▸ WHAT THE TASK REQUIRES
Convert every line of the records from the one containing "- checkbox-empty-icon: [51, 580, 63, 592]" down to the one containing "- mixed-button[interactable]: Mixed: [373, 552, 426, 571]", both included, into a Markdown table with the columns Row and Entry. Number each line in Row, place the line itself in Entry, and omit blank lines.

• • •

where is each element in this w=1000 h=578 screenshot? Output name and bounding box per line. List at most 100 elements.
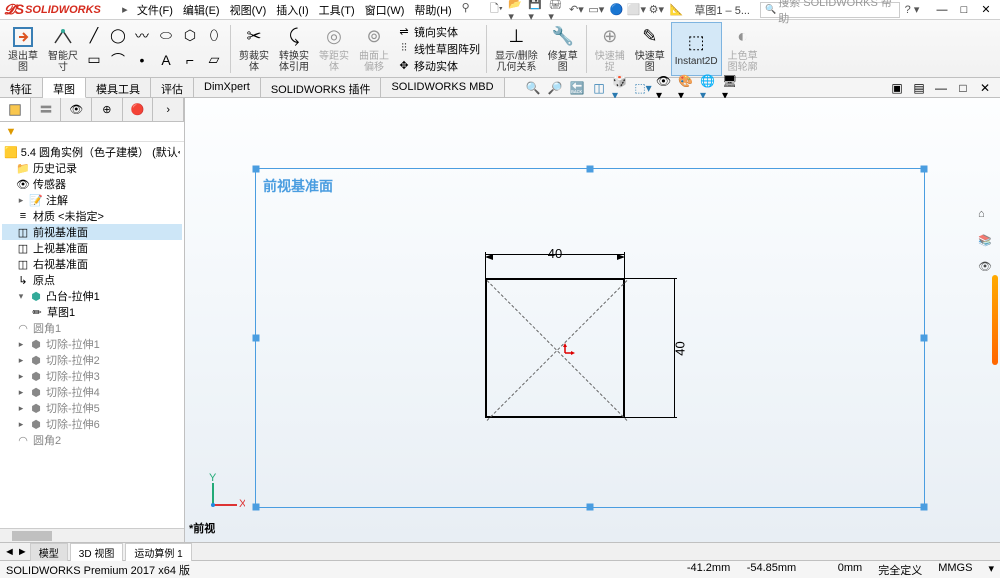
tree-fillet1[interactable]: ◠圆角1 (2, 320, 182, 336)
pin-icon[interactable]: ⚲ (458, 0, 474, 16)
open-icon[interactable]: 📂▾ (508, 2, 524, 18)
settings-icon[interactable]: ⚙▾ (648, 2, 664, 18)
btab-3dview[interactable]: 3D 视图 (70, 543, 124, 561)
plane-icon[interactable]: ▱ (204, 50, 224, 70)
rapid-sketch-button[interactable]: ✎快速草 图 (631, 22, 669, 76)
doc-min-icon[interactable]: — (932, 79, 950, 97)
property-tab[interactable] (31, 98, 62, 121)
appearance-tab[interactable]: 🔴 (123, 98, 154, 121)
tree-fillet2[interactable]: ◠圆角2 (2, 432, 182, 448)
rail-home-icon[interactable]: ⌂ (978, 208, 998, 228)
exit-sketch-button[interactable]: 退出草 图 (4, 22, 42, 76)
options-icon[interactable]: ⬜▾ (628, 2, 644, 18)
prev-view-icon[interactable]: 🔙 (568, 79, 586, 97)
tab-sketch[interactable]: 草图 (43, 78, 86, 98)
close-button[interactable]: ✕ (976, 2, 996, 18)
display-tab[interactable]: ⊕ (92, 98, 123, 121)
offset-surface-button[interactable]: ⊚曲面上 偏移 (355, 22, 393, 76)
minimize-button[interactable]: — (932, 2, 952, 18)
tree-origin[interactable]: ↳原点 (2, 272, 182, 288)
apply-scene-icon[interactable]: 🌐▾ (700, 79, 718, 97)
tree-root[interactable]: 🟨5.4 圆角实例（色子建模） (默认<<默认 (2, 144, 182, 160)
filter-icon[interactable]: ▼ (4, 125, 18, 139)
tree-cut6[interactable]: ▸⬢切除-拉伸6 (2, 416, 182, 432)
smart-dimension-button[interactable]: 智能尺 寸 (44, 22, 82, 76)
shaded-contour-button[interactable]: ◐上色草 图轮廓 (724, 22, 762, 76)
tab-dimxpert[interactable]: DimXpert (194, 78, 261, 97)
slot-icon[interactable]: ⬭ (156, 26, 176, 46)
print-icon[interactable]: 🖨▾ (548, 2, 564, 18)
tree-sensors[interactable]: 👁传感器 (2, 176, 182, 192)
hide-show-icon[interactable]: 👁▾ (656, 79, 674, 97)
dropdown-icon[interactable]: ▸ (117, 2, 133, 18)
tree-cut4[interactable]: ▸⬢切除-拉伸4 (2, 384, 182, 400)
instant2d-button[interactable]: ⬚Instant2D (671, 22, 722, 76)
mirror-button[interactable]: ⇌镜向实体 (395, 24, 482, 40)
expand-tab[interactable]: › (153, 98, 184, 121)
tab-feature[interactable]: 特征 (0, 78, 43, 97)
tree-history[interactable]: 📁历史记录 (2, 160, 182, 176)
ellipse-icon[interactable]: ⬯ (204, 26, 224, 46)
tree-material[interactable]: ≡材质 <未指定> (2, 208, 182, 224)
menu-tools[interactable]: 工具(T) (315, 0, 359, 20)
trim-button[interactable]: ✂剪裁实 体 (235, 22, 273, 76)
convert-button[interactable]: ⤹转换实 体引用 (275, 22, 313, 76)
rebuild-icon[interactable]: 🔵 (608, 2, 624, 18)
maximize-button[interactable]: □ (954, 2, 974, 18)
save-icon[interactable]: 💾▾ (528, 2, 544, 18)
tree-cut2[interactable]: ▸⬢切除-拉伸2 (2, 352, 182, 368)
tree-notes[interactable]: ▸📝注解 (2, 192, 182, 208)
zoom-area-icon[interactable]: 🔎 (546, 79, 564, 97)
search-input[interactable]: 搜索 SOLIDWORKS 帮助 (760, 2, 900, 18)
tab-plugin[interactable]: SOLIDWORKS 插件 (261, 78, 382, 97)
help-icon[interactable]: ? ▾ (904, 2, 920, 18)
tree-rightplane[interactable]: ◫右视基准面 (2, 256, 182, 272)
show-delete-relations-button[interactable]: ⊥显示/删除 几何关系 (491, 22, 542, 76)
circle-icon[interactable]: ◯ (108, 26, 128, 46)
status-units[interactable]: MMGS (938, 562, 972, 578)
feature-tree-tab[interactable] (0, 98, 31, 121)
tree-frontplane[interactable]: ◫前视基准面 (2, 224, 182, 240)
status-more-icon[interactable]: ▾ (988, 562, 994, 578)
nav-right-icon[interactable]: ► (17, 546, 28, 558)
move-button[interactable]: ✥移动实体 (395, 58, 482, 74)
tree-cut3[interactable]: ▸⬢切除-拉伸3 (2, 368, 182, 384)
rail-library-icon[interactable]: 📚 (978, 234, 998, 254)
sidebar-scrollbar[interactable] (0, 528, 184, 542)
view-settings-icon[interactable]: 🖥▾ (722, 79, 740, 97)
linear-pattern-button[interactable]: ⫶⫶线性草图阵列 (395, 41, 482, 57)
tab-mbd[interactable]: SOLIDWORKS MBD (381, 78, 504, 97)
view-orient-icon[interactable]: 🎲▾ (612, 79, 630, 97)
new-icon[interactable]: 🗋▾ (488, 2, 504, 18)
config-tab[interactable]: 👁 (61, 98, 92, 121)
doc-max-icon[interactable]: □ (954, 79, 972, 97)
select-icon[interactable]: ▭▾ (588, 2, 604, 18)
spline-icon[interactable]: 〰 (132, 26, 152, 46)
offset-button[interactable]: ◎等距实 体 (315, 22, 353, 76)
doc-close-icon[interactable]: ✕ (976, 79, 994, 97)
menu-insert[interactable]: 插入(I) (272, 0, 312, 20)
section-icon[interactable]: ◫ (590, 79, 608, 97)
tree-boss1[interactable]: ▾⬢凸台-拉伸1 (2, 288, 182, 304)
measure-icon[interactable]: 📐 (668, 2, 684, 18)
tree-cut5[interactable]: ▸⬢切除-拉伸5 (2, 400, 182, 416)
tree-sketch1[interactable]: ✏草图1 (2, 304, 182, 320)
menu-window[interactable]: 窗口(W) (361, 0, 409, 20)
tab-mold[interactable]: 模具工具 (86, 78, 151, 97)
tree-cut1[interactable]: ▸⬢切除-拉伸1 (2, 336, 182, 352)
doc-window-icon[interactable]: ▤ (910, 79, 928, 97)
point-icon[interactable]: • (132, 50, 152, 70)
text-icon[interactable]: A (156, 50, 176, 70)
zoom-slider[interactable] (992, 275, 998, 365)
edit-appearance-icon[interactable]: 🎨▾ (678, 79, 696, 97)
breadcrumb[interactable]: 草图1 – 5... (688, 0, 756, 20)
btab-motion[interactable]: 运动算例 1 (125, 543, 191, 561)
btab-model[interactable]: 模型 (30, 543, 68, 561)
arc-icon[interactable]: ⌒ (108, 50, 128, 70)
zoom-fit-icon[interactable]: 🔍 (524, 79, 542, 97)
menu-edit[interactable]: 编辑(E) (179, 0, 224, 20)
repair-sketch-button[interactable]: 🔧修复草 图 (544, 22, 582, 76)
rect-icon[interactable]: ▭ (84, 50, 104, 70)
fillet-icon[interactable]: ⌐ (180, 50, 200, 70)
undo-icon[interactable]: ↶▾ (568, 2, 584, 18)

• • •

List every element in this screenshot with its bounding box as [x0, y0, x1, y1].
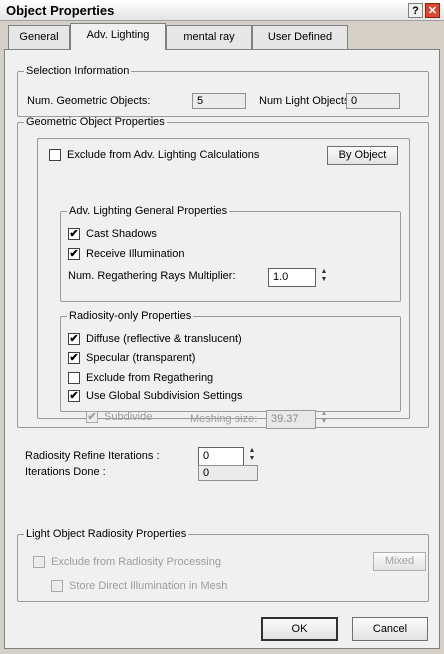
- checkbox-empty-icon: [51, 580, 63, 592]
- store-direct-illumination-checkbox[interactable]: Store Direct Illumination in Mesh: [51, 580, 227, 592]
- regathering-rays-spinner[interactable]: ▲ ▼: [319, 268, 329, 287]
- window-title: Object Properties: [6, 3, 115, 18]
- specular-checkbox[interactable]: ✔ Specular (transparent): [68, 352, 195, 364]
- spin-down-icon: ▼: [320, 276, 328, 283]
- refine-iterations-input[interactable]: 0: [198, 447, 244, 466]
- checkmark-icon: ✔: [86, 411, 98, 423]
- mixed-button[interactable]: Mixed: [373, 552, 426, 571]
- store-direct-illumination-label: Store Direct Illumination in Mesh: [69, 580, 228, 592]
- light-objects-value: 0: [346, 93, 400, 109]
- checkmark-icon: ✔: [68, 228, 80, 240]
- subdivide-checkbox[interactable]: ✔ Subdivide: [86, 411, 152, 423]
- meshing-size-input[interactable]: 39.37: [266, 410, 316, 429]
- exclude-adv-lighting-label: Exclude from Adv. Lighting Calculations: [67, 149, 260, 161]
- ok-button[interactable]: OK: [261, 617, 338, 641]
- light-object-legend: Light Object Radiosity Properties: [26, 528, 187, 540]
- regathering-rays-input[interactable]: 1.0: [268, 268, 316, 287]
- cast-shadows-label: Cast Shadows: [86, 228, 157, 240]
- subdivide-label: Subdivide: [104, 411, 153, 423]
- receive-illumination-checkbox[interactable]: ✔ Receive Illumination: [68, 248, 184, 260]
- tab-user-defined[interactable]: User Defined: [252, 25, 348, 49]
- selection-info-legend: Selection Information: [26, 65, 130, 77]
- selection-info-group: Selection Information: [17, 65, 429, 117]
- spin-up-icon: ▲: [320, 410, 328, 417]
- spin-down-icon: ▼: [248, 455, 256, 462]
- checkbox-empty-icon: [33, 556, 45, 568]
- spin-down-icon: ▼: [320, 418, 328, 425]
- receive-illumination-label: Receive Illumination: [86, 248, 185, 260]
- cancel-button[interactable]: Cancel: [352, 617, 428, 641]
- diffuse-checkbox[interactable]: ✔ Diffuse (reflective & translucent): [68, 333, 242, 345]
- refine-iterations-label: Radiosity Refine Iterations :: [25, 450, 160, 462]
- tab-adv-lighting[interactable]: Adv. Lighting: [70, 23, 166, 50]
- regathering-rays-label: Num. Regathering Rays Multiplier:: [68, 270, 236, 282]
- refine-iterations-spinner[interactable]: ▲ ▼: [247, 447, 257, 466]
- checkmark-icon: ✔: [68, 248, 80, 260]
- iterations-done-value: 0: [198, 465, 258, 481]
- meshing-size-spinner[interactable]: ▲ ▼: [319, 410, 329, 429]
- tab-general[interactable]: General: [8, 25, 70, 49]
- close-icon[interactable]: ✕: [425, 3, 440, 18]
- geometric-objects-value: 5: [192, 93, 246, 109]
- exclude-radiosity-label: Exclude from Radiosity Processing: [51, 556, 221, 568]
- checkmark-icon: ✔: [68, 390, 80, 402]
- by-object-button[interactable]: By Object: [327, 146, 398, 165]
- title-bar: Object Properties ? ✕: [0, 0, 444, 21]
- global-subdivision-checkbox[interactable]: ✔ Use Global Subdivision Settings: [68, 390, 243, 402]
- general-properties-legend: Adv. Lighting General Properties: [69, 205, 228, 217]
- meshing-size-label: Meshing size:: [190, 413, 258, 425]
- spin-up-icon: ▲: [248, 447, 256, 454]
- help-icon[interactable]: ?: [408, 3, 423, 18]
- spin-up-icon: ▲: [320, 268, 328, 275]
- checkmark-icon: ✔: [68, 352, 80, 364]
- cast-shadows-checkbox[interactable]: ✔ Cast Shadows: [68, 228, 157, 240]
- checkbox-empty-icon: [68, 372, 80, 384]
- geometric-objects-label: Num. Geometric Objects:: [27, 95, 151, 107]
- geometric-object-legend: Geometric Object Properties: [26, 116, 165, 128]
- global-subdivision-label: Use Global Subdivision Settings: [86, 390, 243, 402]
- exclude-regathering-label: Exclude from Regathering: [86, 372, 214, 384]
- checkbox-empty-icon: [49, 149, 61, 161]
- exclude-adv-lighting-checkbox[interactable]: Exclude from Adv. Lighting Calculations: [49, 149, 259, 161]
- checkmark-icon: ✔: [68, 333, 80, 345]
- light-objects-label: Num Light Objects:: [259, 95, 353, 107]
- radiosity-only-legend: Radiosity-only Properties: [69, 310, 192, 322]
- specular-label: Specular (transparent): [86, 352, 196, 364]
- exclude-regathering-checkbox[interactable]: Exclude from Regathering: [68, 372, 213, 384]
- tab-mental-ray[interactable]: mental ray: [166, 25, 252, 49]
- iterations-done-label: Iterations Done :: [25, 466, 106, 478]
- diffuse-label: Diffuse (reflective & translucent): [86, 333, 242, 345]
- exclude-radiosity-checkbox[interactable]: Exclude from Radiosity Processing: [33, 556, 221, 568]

• • •

▸ RESULT OF THE TASK
| Row | Entry |
|---|---|
| 1 | - checkbox-empty-icon: [51, 580, 63, 592] |
| 2 | - store-direct-illumination-checkbox[interactable]: Store Direct Illumination in Mesh: [51, 580, 227, 592] |
| 3 | - regathering-rays-spinner[interactable]: ▲ ▼: [319, 268, 329, 287] |
| 4 | - window-title: Object Properties: [6, 3, 115, 18] |
| 5 | - specular-checkbox[interactable]: ✔ Specular (transparent): [68, 352, 195, 364] |
| 6 | - spin-down-icon: ▼: [320, 276, 328, 283] |
| 7 | - refine-iterations-input[interactable]: 0: [198, 447, 244, 466] |
| 8 | - checkmark-icon: ✔: [86, 411, 98, 423] |
| 9 | - mixed-button[interactable]: Mixed: [373, 552, 426, 571] |